[START OF Source material]

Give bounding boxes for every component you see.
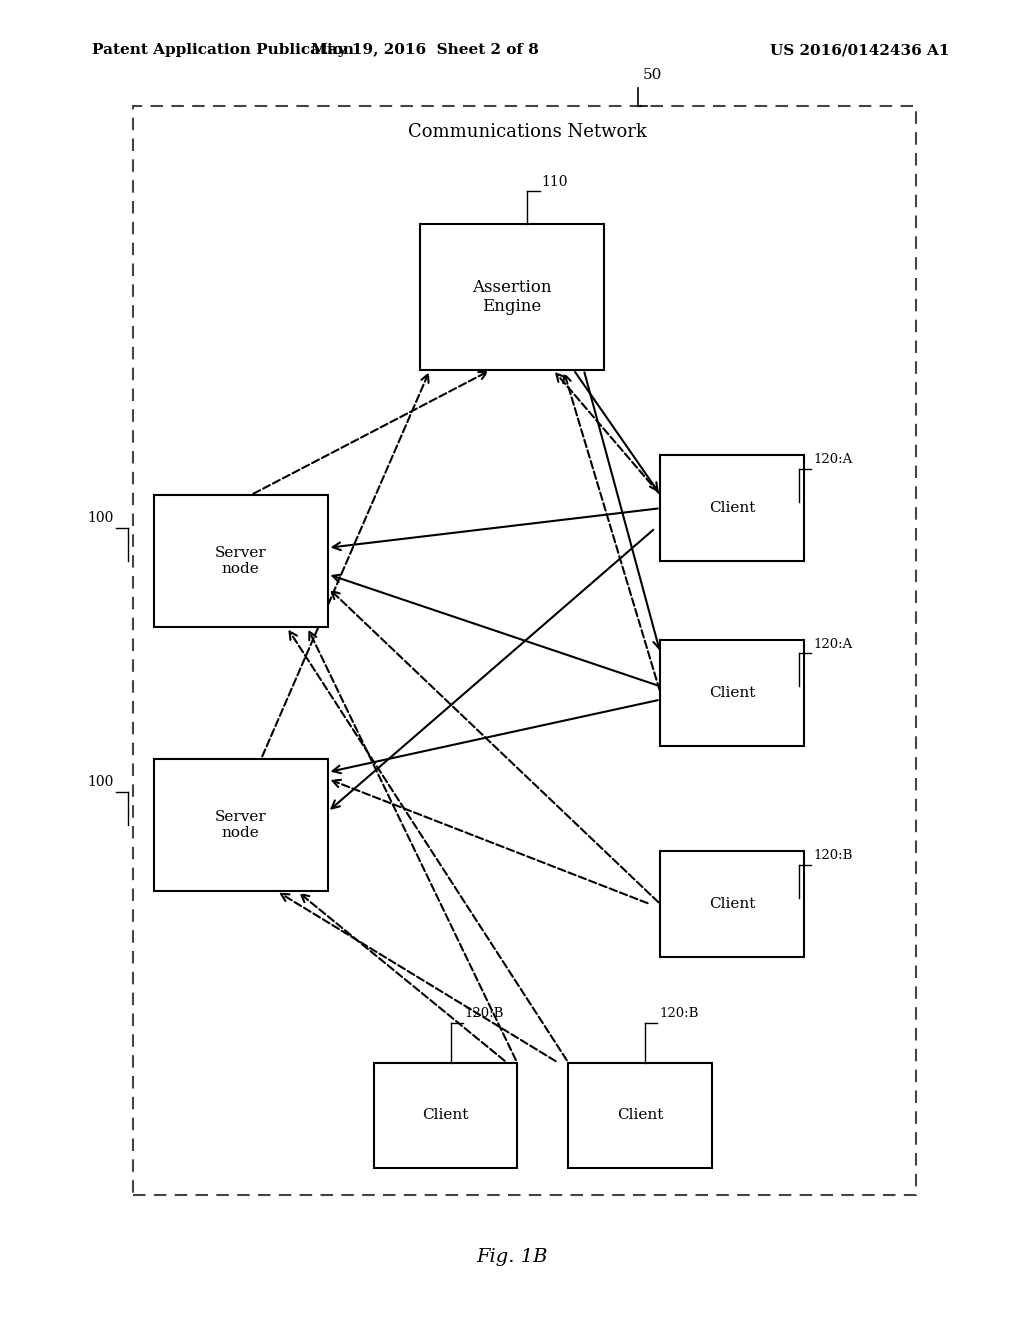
Text: 120:B: 120:B [813,849,852,862]
Text: Client: Client [616,1109,664,1122]
Text: Client: Client [709,686,756,700]
Text: 120:A: 120:A [813,638,852,651]
FancyBboxPatch shape [660,640,804,746]
Text: US 2016/0142436 A1: US 2016/0142436 A1 [770,44,950,57]
Text: Client: Client [709,898,756,911]
Text: 120:B: 120:B [659,1007,698,1020]
Text: 100: 100 [87,511,114,525]
Text: 120:B: 120:B [465,1007,504,1020]
Text: Communications Network: Communications Network [408,123,647,141]
Text: Client: Client [709,502,756,515]
Text: Fig. 1B: Fig. 1B [476,1247,548,1266]
FancyBboxPatch shape [374,1063,517,1168]
Text: May 19, 2016  Sheet 2 of 8: May 19, 2016 Sheet 2 of 8 [311,44,539,57]
Text: 120:A: 120:A [813,453,852,466]
Text: Patent Application Publication: Patent Application Publication [92,44,354,57]
Text: Server
node: Server node [215,546,266,576]
FancyBboxPatch shape [660,851,804,957]
Text: 100: 100 [87,775,114,789]
Text: Assertion
Engine: Assertion Engine [472,279,552,315]
FancyBboxPatch shape [660,455,804,561]
Text: Server
node: Server node [215,810,266,840]
FancyBboxPatch shape [154,495,328,627]
Text: 110: 110 [542,174,568,189]
FancyBboxPatch shape [568,1063,712,1168]
Text: Client: Client [422,1109,469,1122]
FancyBboxPatch shape [154,759,328,891]
FancyBboxPatch shape [420,224,604,370]
Text: 50: 50 [643,67,663,82]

[END OF Source material]

Stated exercise:
Change every occurrence of "Client" in the items above to "Terminal", and reproduce all other text without alteration. Omit the picture from your answer.

Expected answer:
Give bounding boxes for every component you see.
Text: 120:B: 120:B [813,849,852,862]
Text: Terminal: Terminal [616,1109,664,1122]
Text: Terminal: Terminal [709,686,756,700]
Text: 120:A: 120:A [813,638,852,651]
FancyBboxPatch shape [660,640,804,746]
Text: US 2016/0142436 A1: US 2016/0142436 A1 [770,44,950,57]
Text: Terminal: Terminal [709,898,756,911]
Text: 120:B: 120:B [659,1007,698,1020]
Text: 100: 100 [87,511,114,525]
Text: 120:B: 120:B [465,1007,504,1020]
Text: Communications Network: Communications Network [408,123,647,141]
Text: Terminal: Terminal [709,502,756,515]
Text: Fig. 1B: Fig. 1B [476,1247,548,1266]
FancyBboxPatch shape [374,1063,517,1168]
Text: May 19, 2016  Sheet 2 of 8: May 19, 2016 Sheet 2 of 8 [311,44,539,57]
Text: 120:A: 120:A [813,453,852,466]
Text: Patent Application Publication: Patent Application Publication [92,44,354,57]
Text: Server
node: Server node [215,546,266,576]
FancyBboxPatch shape [660,851,804,957]
Text: 100: 100 [87,775,114,789]
Text: Assertion
Engine: Assertion Engine [472,279,552,315]
FancyBboxPatch shape [660,455,804,561]
Text: Server
node: Server node [215,810,266,840]
FancyBboxPatch shape [154,495,328,627]
Text: 110: 110 [542,174,568,189]
FancyBboxPatch shape [568,1063,712,1168]
Text: Terminal: Terminal [422,1109,469,1122]
FancyBboxPatch shape [154,759,328,891]
FancyBboxPatch shape [420,224,604,370]
Text: 50: 50 [643,67,663,82]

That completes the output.